PROBLEM TO SOLVE
In the data below, find every line with the string "name" and pull it out.

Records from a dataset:
═══

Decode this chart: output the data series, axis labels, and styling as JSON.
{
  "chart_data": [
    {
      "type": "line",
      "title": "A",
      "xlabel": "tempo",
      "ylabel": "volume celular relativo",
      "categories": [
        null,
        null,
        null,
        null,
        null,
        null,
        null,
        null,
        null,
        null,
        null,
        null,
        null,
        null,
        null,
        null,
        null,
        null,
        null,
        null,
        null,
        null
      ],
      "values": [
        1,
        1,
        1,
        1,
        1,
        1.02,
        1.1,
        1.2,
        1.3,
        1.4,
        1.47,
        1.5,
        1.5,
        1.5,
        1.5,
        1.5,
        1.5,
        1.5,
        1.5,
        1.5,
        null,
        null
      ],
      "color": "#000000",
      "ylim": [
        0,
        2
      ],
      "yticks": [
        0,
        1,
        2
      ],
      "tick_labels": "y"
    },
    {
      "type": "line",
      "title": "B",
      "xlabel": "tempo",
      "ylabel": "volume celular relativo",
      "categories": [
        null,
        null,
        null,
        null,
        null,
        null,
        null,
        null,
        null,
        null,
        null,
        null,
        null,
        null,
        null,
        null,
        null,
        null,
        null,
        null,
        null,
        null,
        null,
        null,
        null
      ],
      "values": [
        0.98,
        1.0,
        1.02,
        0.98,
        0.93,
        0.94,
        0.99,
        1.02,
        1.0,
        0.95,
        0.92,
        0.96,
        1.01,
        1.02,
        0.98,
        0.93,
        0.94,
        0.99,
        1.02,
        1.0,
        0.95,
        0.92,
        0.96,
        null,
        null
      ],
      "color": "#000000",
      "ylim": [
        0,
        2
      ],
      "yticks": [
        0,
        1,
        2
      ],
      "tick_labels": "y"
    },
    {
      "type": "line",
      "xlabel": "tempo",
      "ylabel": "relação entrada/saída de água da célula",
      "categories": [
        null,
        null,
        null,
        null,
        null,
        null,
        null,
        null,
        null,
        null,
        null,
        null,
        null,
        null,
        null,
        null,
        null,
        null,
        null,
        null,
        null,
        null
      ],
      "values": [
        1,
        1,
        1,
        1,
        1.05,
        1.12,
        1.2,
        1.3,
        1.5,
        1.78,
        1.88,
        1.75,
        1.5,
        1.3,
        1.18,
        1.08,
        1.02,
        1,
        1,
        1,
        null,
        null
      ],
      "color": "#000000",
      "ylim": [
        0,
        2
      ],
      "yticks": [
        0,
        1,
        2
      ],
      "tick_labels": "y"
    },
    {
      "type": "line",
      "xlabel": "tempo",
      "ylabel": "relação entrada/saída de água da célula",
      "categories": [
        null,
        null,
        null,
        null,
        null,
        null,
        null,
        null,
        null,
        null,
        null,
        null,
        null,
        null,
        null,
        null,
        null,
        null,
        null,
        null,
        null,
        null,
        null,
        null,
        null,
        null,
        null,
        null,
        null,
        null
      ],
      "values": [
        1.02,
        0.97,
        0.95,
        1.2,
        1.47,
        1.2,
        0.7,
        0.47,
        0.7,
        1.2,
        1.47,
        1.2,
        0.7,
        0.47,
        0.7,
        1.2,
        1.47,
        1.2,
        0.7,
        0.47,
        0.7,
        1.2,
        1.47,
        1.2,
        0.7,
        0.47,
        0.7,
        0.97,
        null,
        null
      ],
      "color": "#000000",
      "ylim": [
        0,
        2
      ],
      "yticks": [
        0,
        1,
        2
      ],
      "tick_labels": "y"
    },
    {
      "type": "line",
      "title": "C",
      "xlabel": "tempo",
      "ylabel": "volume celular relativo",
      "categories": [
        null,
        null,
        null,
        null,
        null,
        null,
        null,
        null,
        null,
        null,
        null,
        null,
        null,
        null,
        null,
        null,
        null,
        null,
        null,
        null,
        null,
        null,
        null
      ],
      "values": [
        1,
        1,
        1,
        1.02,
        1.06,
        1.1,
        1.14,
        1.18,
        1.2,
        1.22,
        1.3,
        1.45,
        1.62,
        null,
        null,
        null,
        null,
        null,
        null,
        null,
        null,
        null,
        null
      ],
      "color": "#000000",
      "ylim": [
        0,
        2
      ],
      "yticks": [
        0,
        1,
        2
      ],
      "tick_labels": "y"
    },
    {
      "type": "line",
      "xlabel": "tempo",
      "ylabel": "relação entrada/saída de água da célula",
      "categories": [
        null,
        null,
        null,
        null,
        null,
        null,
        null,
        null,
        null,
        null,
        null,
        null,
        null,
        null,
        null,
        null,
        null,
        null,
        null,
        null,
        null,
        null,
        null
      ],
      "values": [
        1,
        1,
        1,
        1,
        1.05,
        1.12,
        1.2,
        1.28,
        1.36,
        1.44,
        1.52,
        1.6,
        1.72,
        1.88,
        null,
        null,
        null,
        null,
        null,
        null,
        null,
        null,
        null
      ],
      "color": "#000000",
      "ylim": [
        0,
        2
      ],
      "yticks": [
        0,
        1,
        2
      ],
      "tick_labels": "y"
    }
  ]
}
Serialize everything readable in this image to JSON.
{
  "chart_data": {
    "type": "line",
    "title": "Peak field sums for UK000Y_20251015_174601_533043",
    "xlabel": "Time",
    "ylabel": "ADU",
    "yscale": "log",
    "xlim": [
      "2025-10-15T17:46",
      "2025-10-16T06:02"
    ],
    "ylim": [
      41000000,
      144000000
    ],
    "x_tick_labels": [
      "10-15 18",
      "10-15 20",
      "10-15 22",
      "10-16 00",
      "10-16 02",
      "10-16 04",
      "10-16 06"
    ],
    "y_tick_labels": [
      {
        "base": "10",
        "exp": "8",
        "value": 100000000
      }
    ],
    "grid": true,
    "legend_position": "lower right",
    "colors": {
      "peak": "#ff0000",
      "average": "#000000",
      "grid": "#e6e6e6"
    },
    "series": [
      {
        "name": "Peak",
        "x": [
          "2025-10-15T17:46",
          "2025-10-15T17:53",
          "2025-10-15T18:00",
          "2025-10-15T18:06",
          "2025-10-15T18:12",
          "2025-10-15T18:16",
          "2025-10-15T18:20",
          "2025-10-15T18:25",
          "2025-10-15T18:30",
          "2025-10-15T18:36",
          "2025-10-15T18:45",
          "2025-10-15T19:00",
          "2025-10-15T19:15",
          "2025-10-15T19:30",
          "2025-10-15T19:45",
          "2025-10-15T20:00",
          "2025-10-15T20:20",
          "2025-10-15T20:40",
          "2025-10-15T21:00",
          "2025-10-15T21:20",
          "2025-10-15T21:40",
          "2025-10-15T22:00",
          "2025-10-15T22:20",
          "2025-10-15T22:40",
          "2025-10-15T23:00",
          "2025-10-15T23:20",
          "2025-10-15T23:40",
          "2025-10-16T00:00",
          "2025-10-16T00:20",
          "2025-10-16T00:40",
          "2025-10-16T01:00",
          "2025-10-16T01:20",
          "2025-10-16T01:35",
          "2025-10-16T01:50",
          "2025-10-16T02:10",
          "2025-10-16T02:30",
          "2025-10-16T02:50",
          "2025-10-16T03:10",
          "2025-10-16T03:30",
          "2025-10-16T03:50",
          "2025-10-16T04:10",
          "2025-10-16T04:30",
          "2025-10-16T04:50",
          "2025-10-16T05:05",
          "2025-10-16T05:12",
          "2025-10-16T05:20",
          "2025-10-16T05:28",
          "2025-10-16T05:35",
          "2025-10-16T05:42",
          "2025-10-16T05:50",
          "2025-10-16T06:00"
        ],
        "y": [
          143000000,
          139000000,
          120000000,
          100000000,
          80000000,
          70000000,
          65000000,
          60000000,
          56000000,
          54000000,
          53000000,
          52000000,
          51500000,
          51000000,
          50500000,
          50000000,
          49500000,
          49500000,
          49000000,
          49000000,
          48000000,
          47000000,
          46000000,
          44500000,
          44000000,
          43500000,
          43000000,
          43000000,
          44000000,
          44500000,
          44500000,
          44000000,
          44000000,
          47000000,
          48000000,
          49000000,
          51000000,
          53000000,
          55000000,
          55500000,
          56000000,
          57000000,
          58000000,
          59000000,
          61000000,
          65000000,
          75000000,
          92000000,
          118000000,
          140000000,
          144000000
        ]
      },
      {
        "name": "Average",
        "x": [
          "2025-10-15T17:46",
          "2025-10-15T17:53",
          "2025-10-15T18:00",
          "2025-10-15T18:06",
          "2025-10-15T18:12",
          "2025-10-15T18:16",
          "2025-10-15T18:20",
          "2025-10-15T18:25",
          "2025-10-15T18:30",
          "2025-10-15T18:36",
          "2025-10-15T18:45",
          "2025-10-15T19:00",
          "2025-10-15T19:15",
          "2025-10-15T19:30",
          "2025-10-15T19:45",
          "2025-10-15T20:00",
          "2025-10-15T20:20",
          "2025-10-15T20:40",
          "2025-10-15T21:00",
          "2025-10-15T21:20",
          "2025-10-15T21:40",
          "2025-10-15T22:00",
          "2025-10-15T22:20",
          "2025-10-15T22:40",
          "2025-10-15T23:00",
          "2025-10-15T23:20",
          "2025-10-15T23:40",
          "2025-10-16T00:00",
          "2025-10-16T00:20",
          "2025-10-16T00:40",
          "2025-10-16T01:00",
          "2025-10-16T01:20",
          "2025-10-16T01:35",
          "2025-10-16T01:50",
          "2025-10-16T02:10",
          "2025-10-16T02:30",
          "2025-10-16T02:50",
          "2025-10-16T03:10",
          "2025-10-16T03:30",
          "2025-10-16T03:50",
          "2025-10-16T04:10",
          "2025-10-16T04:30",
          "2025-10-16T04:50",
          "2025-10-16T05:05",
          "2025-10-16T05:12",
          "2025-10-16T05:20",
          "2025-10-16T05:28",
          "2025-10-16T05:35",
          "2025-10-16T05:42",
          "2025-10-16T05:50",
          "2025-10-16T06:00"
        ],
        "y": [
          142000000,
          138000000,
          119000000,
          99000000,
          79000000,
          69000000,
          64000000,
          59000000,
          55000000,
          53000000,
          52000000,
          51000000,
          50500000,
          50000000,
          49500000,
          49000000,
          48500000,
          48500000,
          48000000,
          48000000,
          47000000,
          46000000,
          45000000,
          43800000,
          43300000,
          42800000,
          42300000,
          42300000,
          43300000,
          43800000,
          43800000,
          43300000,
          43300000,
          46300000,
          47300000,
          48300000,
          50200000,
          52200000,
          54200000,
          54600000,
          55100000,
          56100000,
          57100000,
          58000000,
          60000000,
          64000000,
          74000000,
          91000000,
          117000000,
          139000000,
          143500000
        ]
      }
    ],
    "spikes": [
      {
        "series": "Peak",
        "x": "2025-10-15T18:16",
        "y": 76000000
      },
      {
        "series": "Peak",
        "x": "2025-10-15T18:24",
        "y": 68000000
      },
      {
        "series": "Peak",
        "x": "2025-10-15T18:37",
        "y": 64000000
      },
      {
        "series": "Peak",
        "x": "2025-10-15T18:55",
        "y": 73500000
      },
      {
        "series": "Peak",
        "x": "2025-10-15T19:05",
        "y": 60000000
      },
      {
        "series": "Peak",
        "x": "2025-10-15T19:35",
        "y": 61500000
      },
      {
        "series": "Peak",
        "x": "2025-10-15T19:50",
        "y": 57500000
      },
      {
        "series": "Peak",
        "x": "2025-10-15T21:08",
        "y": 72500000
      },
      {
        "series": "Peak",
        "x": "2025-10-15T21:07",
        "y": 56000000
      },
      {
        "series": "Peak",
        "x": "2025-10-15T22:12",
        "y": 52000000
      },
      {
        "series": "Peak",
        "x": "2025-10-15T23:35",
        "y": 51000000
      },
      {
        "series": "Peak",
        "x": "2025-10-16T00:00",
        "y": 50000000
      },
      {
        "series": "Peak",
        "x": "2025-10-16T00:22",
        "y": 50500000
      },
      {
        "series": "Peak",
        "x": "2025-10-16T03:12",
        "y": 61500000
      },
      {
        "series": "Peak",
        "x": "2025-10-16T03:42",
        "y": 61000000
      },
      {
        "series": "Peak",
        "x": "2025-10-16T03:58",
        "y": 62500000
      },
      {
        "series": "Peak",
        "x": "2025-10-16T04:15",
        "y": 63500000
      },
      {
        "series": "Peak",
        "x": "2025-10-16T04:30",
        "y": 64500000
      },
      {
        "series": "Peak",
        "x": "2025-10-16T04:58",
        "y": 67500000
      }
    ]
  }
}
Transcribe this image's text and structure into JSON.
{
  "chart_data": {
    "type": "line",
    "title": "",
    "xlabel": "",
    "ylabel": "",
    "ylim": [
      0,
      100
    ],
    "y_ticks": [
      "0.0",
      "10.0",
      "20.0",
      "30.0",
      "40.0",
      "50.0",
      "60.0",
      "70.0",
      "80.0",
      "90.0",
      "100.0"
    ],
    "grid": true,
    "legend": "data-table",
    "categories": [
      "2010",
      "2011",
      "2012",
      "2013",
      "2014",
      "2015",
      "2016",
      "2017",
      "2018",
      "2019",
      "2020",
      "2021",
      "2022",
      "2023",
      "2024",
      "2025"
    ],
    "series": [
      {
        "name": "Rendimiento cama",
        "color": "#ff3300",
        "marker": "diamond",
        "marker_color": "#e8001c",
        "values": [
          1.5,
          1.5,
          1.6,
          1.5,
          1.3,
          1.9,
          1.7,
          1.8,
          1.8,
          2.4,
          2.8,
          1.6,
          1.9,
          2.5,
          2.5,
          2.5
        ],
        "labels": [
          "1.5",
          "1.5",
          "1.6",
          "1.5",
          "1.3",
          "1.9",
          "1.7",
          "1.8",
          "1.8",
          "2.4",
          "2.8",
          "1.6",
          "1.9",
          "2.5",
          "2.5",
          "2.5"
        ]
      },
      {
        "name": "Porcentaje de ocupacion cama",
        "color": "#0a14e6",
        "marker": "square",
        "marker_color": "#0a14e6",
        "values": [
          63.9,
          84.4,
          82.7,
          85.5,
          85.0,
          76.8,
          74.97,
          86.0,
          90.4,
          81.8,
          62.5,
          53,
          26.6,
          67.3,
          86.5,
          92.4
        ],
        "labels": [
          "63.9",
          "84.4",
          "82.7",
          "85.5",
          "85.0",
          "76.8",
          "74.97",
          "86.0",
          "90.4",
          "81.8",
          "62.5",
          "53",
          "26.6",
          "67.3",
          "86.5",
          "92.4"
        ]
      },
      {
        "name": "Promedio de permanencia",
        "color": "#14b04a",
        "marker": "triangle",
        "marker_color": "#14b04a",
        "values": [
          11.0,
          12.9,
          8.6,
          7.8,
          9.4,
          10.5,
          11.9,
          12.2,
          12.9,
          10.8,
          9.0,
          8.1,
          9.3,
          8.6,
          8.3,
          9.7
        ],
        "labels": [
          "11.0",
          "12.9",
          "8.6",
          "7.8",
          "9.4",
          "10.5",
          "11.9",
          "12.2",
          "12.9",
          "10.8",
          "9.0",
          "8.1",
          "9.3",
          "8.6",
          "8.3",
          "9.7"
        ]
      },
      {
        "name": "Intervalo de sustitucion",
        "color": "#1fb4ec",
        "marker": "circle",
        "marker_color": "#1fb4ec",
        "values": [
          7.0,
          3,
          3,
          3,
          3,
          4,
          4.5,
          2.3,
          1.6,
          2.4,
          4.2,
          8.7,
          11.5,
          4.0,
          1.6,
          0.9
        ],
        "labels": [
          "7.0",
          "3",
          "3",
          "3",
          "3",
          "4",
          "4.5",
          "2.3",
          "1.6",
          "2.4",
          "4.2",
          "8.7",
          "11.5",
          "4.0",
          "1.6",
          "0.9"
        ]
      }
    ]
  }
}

═══

RESULT
        "name": "Peak",
        "name": "Average",
        "name": "Rendimiento cama",
        "name": "Porcentaje de ocupacion cama",
        "name": "Promedio de permanencia",
        "name": "Intervalo de sustitucion",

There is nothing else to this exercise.